* Begin *

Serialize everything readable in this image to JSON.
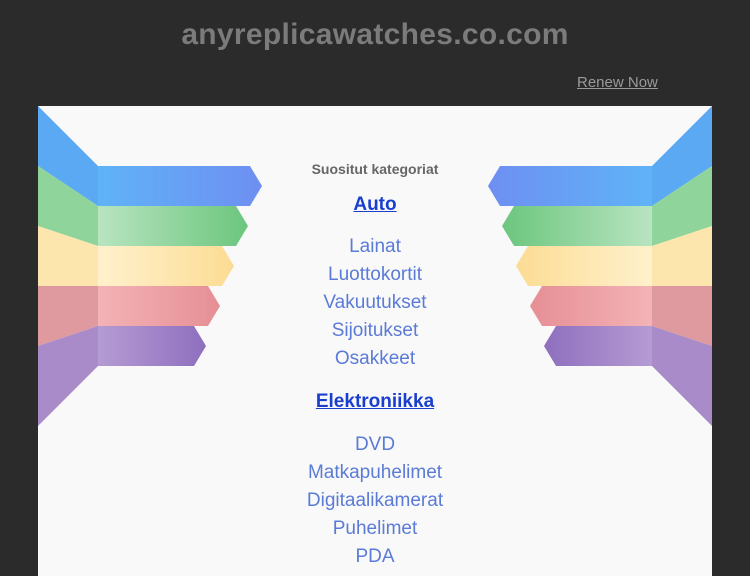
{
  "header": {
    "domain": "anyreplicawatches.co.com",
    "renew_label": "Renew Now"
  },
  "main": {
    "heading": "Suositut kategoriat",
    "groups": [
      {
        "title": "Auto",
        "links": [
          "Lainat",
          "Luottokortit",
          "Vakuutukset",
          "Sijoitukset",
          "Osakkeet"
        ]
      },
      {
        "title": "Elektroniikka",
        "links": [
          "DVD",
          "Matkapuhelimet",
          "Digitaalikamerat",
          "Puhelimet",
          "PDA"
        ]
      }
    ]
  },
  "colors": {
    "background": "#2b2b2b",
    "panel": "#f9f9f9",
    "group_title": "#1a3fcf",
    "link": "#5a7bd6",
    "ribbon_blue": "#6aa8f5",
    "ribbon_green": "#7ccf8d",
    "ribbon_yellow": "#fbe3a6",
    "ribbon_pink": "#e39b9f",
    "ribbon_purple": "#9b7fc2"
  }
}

* End *
* Begin *

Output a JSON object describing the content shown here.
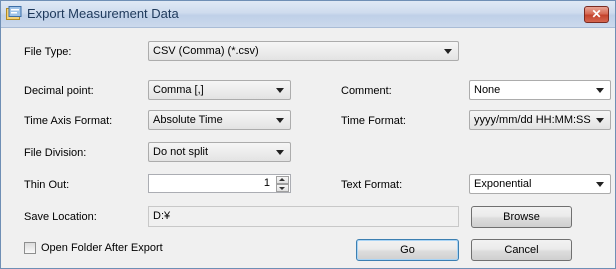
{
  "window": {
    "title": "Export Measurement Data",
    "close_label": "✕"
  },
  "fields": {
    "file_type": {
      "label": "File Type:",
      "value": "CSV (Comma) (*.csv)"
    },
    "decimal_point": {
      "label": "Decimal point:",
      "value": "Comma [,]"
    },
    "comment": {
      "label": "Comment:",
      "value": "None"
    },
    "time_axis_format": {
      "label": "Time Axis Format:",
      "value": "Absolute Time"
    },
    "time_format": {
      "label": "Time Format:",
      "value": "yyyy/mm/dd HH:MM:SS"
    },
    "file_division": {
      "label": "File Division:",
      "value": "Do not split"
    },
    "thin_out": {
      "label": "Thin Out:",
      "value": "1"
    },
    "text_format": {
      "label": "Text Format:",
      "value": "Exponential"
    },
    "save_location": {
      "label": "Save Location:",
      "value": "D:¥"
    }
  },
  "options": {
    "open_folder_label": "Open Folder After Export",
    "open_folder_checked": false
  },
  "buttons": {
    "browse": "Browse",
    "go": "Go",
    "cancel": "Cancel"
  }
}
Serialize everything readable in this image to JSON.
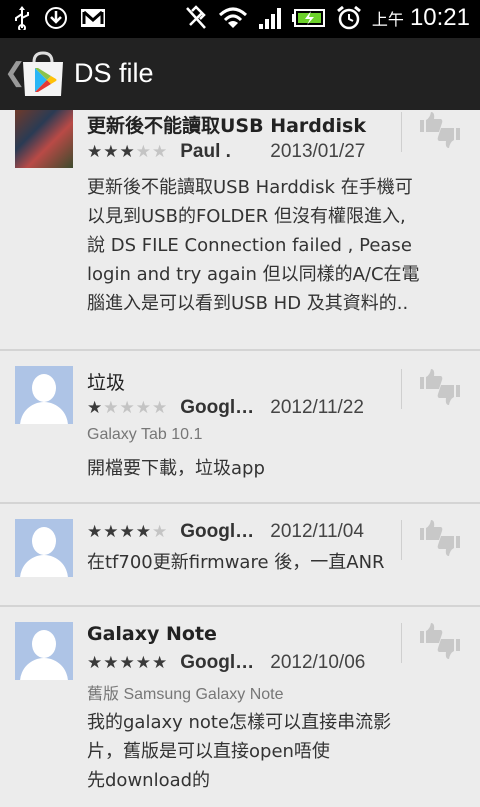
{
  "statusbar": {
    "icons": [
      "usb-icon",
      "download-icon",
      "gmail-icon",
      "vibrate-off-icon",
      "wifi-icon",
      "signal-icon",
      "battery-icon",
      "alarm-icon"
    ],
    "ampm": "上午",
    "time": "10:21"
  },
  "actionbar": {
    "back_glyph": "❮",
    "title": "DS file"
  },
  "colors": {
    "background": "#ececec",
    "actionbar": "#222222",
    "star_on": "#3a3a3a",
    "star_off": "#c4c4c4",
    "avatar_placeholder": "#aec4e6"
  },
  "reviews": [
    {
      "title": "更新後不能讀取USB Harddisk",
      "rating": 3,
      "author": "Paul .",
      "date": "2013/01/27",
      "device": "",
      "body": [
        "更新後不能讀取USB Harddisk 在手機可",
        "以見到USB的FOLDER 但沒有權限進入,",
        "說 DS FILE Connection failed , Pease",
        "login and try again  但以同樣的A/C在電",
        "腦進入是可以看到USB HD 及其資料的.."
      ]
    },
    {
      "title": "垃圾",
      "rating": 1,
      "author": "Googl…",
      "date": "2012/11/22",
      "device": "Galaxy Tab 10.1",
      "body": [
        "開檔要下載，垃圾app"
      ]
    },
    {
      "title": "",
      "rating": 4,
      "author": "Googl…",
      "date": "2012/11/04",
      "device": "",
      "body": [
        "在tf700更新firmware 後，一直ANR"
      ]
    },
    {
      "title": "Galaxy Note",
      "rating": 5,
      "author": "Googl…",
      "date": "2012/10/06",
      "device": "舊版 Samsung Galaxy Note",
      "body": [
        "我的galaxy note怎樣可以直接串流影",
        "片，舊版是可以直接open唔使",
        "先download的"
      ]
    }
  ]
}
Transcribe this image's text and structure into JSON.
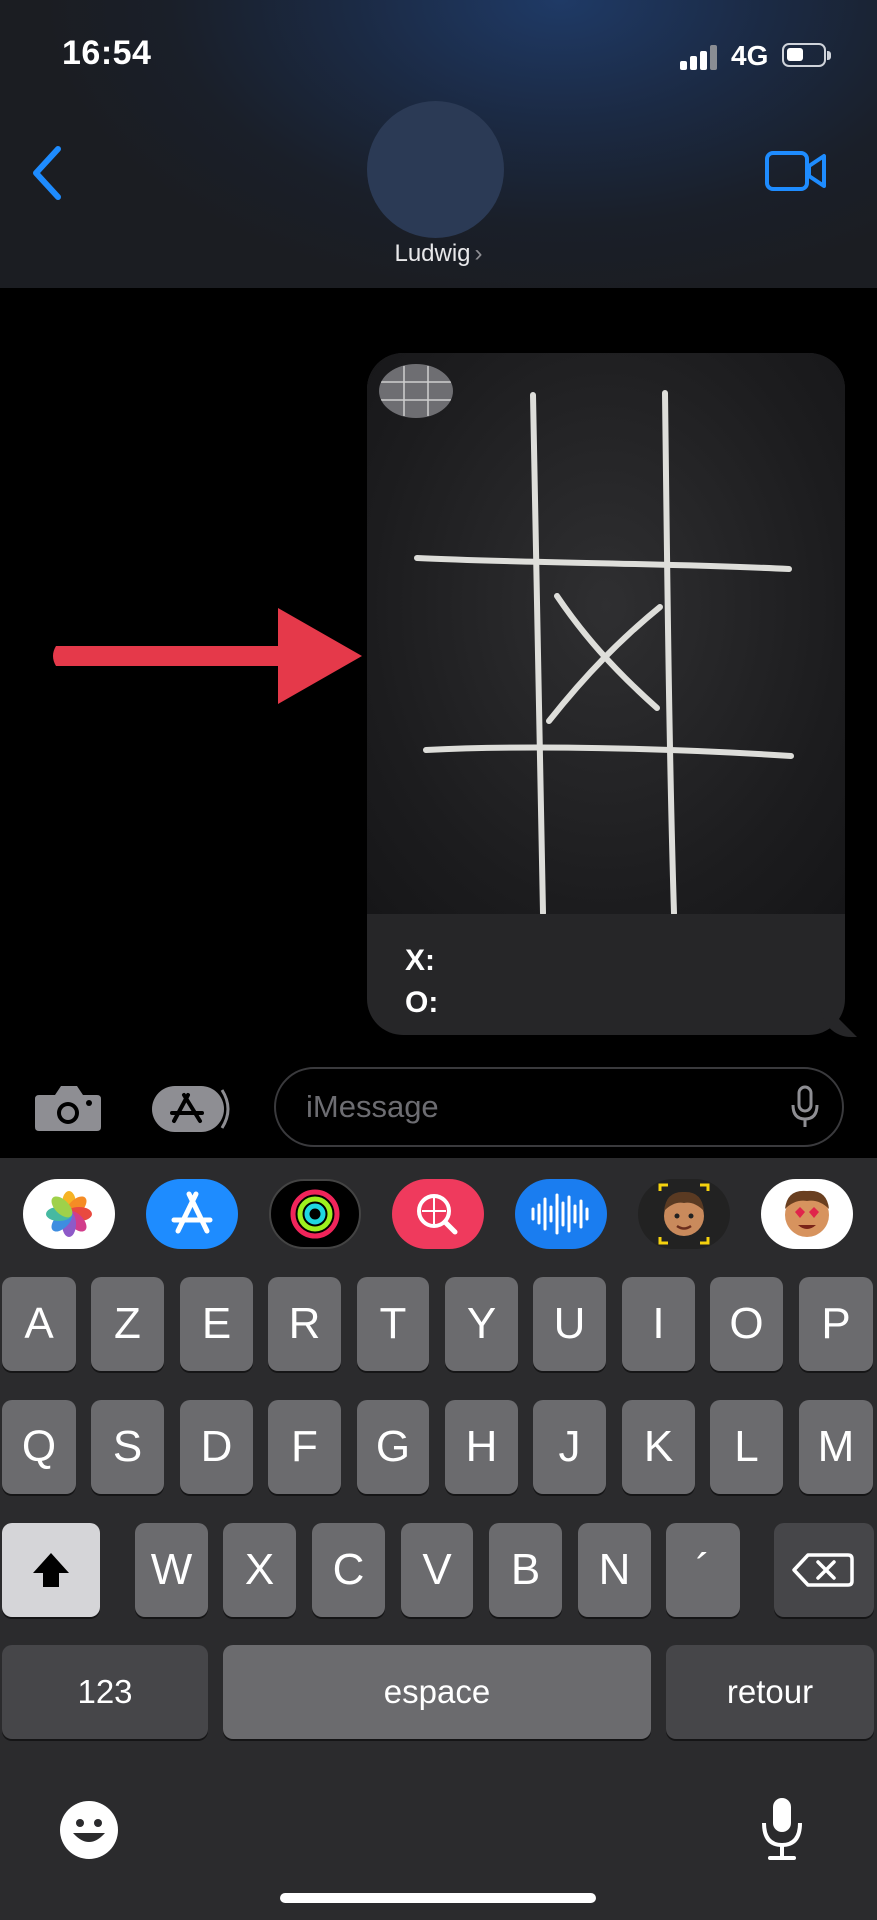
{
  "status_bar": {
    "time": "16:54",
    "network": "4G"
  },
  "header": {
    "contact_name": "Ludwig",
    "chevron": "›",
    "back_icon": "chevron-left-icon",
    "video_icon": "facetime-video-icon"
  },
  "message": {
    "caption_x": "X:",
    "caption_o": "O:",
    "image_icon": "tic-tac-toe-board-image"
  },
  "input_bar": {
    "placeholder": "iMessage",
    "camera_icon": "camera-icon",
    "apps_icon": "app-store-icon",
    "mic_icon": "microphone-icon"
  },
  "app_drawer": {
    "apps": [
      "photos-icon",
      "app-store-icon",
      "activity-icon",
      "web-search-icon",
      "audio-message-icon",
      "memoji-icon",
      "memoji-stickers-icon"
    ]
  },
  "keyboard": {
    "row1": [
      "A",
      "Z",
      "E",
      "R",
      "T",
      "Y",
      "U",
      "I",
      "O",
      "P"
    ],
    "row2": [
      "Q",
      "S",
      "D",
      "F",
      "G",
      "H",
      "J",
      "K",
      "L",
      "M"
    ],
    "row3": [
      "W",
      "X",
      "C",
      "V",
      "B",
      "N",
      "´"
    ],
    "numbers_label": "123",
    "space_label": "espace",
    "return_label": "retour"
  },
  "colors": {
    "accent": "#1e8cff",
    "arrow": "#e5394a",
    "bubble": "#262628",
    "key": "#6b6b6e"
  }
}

* End *

● Stated goal:
Which lines contain the word "chevron"? Return each of them.

● Exercise response:
    "chevron": "›",
    "back_icon": "chevron-left-icon",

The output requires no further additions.